------ Dataset records ------

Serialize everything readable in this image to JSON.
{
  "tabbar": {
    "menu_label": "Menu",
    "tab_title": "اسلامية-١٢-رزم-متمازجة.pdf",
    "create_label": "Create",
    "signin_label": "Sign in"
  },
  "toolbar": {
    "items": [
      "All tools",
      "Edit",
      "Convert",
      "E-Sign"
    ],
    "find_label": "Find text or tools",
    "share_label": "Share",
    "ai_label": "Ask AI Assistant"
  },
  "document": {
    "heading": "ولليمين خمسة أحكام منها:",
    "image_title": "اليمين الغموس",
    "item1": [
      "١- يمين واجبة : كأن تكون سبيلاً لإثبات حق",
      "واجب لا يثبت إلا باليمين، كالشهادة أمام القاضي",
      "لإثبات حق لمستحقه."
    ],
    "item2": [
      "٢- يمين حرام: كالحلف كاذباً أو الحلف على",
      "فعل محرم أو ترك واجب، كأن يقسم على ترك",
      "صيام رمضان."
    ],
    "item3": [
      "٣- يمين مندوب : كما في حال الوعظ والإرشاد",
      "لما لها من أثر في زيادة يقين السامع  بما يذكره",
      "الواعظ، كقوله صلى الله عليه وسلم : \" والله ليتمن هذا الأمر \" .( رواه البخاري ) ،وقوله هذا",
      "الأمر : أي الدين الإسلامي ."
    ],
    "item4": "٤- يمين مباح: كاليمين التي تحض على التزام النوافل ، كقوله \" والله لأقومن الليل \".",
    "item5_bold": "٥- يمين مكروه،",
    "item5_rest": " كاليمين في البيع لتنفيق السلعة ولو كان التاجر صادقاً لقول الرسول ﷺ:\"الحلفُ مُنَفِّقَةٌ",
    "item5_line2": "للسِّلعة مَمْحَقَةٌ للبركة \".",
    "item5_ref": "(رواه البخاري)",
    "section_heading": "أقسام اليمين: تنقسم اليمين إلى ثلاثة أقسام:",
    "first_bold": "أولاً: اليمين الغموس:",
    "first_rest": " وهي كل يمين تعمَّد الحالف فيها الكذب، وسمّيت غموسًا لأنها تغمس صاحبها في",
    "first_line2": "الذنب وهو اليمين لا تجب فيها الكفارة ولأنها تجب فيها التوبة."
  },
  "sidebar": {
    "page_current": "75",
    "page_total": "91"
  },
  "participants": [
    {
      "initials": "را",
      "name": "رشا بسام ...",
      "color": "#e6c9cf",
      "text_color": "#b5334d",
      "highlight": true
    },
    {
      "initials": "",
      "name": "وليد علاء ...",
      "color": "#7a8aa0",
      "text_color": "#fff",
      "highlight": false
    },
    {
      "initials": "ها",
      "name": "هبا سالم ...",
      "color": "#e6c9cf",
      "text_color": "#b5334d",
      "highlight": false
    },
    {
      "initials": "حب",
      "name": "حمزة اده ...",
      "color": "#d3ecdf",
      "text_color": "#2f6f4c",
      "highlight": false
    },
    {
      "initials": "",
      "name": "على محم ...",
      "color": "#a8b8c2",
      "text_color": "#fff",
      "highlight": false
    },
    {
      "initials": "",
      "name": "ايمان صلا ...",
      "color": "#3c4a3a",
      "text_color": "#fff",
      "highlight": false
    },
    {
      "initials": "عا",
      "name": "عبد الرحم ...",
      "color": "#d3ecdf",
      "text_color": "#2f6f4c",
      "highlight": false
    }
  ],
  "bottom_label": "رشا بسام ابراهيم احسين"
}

------

§ **Task instructions**:
Search the data for "tools". Copy every matching line.

§ **Output of the exercise**:
      "All tools",
    "find_label": "Find text or tools",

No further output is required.